◆ The request
What number of lines in the material contain the word "arrow"? Give that number alone.
======== Record list ========
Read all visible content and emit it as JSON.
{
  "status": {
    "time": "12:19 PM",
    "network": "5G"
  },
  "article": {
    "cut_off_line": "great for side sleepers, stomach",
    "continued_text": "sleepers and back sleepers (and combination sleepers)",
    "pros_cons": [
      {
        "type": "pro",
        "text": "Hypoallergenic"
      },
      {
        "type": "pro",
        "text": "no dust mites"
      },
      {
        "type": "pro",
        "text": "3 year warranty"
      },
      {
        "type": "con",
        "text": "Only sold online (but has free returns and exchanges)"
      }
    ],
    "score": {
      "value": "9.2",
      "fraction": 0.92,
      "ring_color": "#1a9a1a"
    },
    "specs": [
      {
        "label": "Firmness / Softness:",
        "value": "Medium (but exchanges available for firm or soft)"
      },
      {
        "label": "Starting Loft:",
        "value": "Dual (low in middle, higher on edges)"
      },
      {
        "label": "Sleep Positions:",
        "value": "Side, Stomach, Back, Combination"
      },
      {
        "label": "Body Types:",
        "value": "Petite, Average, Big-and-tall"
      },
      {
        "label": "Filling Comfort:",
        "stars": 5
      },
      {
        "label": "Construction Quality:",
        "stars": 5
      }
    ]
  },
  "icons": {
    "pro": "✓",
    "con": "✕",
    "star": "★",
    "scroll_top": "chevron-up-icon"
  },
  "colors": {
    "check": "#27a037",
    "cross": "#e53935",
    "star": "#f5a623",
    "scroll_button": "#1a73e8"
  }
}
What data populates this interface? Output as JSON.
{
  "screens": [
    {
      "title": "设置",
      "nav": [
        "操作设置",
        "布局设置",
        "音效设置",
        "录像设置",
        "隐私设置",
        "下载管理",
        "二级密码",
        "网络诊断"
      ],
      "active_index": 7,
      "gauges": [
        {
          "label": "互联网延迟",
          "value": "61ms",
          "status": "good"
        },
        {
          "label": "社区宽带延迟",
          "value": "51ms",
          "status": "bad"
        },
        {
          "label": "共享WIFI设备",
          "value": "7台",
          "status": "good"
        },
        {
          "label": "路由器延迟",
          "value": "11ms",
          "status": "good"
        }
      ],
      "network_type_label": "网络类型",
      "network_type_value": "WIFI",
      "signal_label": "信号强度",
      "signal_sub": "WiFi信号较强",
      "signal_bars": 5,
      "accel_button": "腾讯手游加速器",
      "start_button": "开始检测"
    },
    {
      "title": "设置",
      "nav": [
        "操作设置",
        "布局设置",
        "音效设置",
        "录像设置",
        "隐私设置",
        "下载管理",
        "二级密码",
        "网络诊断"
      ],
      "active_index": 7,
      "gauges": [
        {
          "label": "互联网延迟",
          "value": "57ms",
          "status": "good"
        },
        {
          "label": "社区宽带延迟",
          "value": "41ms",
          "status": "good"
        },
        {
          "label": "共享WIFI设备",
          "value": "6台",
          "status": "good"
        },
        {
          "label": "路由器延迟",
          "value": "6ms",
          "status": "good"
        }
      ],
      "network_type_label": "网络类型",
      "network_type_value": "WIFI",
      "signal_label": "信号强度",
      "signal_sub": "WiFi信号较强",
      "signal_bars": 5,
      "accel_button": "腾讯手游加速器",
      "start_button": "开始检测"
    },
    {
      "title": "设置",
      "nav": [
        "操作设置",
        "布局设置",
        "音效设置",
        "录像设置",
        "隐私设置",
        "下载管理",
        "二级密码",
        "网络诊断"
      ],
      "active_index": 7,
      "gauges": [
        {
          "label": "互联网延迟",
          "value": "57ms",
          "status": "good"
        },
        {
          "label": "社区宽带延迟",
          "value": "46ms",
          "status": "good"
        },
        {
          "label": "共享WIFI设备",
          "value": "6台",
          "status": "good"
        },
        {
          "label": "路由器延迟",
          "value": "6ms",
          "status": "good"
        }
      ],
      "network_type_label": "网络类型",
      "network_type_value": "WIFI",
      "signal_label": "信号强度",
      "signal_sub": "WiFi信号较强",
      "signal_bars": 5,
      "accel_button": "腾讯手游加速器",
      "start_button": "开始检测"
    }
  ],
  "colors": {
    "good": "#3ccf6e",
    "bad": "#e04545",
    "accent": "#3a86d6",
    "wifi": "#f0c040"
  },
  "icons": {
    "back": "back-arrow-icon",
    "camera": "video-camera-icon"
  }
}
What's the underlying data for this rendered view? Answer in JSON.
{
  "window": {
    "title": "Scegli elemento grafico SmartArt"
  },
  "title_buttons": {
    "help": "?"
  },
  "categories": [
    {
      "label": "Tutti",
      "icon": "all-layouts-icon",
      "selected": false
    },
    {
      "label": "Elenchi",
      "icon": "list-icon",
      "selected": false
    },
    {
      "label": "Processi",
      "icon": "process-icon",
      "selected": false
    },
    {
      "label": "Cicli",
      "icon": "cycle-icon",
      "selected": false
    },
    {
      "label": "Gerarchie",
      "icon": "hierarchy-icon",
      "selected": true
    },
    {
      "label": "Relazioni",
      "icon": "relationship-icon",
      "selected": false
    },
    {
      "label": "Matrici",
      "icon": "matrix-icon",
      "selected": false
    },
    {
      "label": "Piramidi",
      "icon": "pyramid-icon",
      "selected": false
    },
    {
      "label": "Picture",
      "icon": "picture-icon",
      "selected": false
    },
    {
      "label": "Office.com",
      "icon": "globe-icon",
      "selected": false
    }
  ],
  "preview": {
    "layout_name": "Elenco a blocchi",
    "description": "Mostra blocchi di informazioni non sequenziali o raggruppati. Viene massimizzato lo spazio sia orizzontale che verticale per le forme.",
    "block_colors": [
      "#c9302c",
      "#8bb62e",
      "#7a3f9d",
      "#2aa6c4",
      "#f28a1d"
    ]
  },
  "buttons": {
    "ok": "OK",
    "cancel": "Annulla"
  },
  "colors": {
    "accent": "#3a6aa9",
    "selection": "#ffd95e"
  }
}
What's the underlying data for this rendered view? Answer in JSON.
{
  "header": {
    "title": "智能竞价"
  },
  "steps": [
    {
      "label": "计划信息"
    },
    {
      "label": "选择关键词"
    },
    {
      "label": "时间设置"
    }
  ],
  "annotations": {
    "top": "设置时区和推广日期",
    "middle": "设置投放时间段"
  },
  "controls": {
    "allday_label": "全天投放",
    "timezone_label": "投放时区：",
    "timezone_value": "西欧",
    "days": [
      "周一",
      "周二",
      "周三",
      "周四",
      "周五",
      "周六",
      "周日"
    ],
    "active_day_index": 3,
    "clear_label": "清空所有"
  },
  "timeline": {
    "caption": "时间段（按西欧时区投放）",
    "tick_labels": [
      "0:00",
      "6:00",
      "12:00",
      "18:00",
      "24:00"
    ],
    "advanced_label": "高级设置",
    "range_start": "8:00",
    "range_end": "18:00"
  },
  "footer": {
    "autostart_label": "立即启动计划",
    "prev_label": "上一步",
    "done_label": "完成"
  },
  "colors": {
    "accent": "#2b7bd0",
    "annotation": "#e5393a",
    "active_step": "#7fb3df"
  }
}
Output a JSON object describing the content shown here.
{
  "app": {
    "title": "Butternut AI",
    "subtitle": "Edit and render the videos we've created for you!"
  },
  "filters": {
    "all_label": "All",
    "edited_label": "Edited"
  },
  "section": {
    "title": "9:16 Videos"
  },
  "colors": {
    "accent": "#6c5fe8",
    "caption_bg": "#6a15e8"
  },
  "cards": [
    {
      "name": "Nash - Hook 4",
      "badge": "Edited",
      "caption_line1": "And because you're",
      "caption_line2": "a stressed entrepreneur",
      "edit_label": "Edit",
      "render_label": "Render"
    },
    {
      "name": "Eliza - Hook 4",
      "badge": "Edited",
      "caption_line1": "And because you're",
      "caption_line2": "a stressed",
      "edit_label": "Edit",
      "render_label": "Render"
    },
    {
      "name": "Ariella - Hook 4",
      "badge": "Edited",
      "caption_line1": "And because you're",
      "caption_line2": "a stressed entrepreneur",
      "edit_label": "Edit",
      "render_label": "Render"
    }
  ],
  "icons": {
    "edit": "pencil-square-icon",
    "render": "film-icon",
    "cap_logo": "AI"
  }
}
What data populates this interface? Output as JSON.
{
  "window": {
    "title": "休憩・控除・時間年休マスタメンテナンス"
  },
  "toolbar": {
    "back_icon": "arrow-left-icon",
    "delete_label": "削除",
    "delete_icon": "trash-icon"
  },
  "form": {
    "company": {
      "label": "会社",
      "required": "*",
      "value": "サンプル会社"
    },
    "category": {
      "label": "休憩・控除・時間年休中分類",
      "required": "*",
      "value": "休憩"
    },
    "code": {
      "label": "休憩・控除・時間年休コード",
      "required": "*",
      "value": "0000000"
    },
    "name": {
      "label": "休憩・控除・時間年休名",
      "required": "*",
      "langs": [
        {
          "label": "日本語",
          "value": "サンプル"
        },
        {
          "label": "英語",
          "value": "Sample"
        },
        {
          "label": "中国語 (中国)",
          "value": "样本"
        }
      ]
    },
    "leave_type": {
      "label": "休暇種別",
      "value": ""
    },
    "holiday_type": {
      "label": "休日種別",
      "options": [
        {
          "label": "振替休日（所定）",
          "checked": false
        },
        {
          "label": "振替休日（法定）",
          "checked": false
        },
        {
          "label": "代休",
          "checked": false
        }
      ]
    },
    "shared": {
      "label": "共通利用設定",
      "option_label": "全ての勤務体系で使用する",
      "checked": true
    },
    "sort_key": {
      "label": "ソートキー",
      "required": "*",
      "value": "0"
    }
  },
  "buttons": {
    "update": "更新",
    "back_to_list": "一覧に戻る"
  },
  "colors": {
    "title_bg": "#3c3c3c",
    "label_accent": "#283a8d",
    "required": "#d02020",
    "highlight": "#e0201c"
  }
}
========
◆ Reply to the task
2